§ Brief:
Rewrite the lines below as a JSON list of strings, one string per line, omitting any blank lines.

§ Record set:
━━━━━━

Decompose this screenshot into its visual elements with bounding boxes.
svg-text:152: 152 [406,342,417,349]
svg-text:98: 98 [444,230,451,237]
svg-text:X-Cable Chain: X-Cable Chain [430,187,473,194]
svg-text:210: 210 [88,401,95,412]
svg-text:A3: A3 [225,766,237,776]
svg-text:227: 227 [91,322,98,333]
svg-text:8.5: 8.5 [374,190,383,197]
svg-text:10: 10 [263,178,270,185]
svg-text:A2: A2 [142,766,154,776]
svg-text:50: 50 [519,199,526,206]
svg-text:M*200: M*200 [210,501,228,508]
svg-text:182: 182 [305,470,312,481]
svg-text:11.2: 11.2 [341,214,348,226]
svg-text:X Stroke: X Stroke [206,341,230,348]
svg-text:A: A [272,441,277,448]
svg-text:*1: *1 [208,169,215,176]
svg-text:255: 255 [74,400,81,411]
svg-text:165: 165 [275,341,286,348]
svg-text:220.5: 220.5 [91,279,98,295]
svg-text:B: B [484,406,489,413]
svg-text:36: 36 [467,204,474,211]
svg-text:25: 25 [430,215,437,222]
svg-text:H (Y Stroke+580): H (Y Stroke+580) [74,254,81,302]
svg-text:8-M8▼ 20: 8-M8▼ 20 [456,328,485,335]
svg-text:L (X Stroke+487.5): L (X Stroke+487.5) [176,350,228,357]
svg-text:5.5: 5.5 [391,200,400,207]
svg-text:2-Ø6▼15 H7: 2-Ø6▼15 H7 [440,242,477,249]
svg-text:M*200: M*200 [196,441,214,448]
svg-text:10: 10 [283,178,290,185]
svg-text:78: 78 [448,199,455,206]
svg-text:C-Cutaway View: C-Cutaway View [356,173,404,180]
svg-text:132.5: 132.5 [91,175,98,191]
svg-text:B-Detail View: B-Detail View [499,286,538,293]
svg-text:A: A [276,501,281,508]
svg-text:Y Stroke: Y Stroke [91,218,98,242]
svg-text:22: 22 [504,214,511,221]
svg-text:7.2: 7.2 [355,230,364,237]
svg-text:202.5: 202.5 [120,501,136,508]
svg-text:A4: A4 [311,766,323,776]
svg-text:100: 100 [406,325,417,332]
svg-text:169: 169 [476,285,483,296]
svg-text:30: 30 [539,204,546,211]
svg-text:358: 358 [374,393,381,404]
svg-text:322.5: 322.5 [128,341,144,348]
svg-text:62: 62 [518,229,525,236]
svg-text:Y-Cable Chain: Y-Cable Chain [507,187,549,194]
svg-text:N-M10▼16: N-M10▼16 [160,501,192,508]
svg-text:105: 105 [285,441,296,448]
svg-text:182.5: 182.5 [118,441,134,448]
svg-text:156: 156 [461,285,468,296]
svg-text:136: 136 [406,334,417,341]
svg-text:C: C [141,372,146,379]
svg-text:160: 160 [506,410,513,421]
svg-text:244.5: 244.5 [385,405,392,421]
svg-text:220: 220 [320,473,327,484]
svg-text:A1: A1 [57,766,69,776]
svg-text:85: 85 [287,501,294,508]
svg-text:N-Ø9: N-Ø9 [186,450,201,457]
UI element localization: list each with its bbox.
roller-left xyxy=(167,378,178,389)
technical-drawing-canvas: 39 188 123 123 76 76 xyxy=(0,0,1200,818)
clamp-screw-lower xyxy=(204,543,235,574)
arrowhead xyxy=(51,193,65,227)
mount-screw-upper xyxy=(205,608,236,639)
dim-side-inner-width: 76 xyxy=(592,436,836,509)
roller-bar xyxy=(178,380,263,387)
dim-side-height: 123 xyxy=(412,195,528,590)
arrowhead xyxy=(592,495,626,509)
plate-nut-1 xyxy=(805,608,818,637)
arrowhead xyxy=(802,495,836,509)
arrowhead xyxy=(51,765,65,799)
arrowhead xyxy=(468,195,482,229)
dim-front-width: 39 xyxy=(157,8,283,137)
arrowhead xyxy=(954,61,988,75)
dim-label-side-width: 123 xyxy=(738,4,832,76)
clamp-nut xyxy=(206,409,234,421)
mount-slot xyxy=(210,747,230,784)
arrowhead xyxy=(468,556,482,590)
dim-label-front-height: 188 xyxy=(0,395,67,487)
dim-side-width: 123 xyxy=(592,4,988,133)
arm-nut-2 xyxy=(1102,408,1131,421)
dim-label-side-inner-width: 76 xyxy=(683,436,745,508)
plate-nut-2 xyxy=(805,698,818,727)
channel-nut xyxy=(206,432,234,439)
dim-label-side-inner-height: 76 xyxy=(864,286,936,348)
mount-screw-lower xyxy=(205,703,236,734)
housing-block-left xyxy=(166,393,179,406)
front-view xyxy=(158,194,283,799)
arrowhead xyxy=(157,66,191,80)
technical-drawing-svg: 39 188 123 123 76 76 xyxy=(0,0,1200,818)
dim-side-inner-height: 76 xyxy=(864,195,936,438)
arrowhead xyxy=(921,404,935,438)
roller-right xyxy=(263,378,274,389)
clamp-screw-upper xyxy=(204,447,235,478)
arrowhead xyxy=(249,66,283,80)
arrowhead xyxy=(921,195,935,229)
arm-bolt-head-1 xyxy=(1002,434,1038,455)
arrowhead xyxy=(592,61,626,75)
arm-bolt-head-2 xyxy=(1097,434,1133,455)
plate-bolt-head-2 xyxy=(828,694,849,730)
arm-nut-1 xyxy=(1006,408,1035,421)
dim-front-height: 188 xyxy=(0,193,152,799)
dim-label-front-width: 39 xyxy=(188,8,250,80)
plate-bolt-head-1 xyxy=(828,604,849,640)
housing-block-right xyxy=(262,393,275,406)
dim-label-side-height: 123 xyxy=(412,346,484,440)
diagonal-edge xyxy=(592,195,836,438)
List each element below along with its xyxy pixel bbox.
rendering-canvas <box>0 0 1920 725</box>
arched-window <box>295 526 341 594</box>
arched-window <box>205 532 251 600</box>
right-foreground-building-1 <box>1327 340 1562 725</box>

━━━━━━

§ Response to this exercise:
[
  "Decompose this screenshot into its visual elements with bounding boxes.",
  "svg-text:152: 152 [406,342,417,349]",
  "svg-text:98: 98 [444,230,451,237]",
  "svg-text:X-Cable Chain: X-Cable Chain [430,187,473,194]",
  "svg-text:210: 210 [88,401,95,412]",
  "svg-text:A3: A3 [225,766,237,776]",
  "svg-text:227: 227 [91,322,98,333]",
  "svg-text:8.5: 8.5 [374,190,383,197]",
  "svg-text:10: 10 [263,178,270,185]",
  "svg-text:A2: A2 [142,766,154,776]",
  "svg-text:50: 50 [519,199,526,206]",
  "svg-text:M*200: M*200 [210,501,228,508]",
  "svg-text:182: 182 [305,470,312,481]",
  "svg-text:11.2: 11.2 [341,214,348,226]",
  "svg-text:X Stroke: X Stroke [206,341,230,348]",
  "svg-text:A: A [272,441,277,448]",
  "svg-text:*1: *1 [208,169,215,176]",
  "svg-text:255: 255 [74,400,81,411]",
  "svg-text:165: 165 [275,341,286,348]",
  "svg-text:220.5: 220.5 [91,279,98,295]",
  "svg-text:B: B [484,406,489,413]",
  "svg-text:36: 36 [467,204,474,211]",
  "svg-text:25: 25 [430,215,437,222]",
  "svg-text:H (Y Stroke+580): H (Y Stroke+580) [74,254,81,302]",
  "svg-text:8-M8▼ 20: 8-M8▼ 20 [456,328,485,335]",
  "svg-text:L (X Stroke+487.5): L (X Stroke+487.5) [176,350,228,357]",
  "svg-text:5.5: 5.5 [391,200,400,207]",
  "svg-text:2-Ø6▼15 H7: 2-Ø6▼15 H7 [440,242,477,249]",
  "svg-text:M*200: M*200 [196,441,214,448]",
  "svg-text:10: 10 [283,178,290,185]",
  "svg-text:78: 78 [448,199,455,206]",
  "svg-text:C-Cutaway View: C-Cutaway View [356,173,404,180]",
  "svg-text:132.5: 132.5 [91,175,98,191]",
  "svg-text:B-Detail View: B-Detail View [499,286,538,293]",
  "svg-text:A: A [276,501,281,508]",
  "svg-text:Y Stroke: Y Stroke [91,218,98,242]",
  "svg-text:22: 22 [504,214,511,221]",
  "svg-text:7.2: 7.2 [355,230,364,237]",
  "svg-text:202.5: 202.5 [120,501,136,508]",
  "svg-text:A4: A4 [311,766,323,776]",
  "svg-text:100: 100 [406,325,417,332]",
  "svg-text:169: 169 [476,285,483,296]",
  "svg-text:30: 30 [539,204,546,211]",
  "svg-text:358: 358 [374,393,381,404]",
  "svg-text:322.5: 322.5 [128,341,144,348]",
  "svg-text:62: 62 [518,229,525,236]",
  "svg-text:Y-Cable Chain: Y-Cable Chain [507,187,549,194]",
  "svg-text:N-M10▼16: N-M10▼16 [160,501,192,508]",
  "svg-text:105: 105 [285,441,296,448]",
  "svg-text:182.5: 182.5 [118,441,134,448]",
  "svg-text:156: 156 [461,285,468,296]",
  "svg-text:136: 136 [406,334,417,341]",
  "svg-text:C: C [141,372,146,379]",
  "svg-text:160: 160 [506,410,513,421]",
  "svg-text:244.5: 244.5 [385,405,392,421]",
  "svg-text:220: 220 [320,473,327,484]",
  "svg-text:A1: A1 [57,766,69,776]",
  "svg-text:85: 85 [287,501,294,508]",
  "svg-text:N-Ø9: N-Ø9 [186,450,201,457]",
  "UI element localization: list each with its bbox.",
  "roller-left xyxy=(167,378,178,389)",
  "technical-drawing-canvas: 39 188 123 123 76 76 xyxy=(0,0,1200,818)",
  "clamp-screw-lower xyxy=(204,543,235,574)",
  "arrowhead xyxy=(51,193,65,227)",
  "mount-screw-upper xyxy=(205,608,236,639)",
  "dim-side-inner-width: 76 xyxy=(592,436,836,509)",
  "roller-bar xyxy=(178,380,263,387)",
  "dim-side-height: 123 xyxy=(412,195,528,590)",
  "arrowhead xyxy=(592,495,626,509)",
  "plate-nut-1 xyxy=(805,608,818,637)",
  "arrowhead xyxy=(802,495,836,509)",
  "arrowhead xyxy=(51,765,65,799)",
  "arrowhead xyxy=(468,195,482,229)",
  "dim-front-width: 39 xyxy=(157,8,283,137)",
  "arrowhead xyxy=(954,61,988,75)",
  "dim-label-side-width: 123 xyxy=(738,4,832,76)",
  "clamp-nut xyxy=(206,409,234,421)",
  "mount-slot xyxy=(210,747,230,784)",
  "arrowhead xyxy=(468,556,482,590)",
  "dim-label-front-height: 188 xyxy=(0,395,67,487)",
  "dim-side-width: 123 xyxy=(592,4,988,133)",
  "arm-nut-2 xyxy=(1102,408,1131,421)",
  "dim-label-side-inner-width: 76 xyxy=(683,436,745,508)",
  "plate-nut-2 xyxy=(805,698,818,727)",
  "channel-nut xyxy=(206,432,234,439)",
  "dim-label-side-inner-height: 76 xyxy=(864,286,936,348)",
  "mount-screw-lower xyxy=(205,703,236,734)",
  "housing-block-left xyxy=(166,393,179,406)",
  "front-view xyxy=(158,194,283,799)",
  "arrowhead xyxy=(157,66,191,80)",
  "technical-drawing-svg: 39 188 123 123 76 76 xyxy=(0,0,1200,818)",
  "dim-side-inner-height: 76 xyxy=(864,195,936,438)",
  "arrowhead xyxy=(921,404,935,438)",
  "roller-right xyxy=(263,378,274,389)",
  "clamp-screw-upper xyxy=(204,447,235,478)",
  "arrowhead xyxy=(249,66,283,80)",
  "arrowhead xyxy=(921,195,935,229)",
  "arm-bolt-head-1 xyxy=(1002,434,1038,455)",
  "arrowhead xyxy=(592,61,626,75)",
  "arm-bolt-head-2 xyxy=(1097,434,1133,455)",
  "plate-bolt-head-2 xyxy=(828,694,849,730)",
  "arm-nut-1 xyxy=(1006,408,1035,421)",
  "dim-front-height: 188 xyxy=(0,193,152,799)",
  "dim-label-front-width: 39 xyxy=(188,8,250,80)",
  "plate-bolt-head-1 xyxy=(828,604,849,640)",
  "housing-block-right xyxy=(262,393,275,406)",
  "dim-label-side-height: 123 xyxy=(412,346,484,440)",
  "diagonal-edge xyxy=(592,195,836,438)",
  "List each element below along with its xyxy pixel bbox.",
  "rendering-canvas <box>0 0 1920 725</box>",
  "arched-window <box>295 526 341 594</box>",
  "arched-window <box>205 532 251 600</box>",
  "right-foreground-building-1 <box>1327 340 1562 725</box>"
]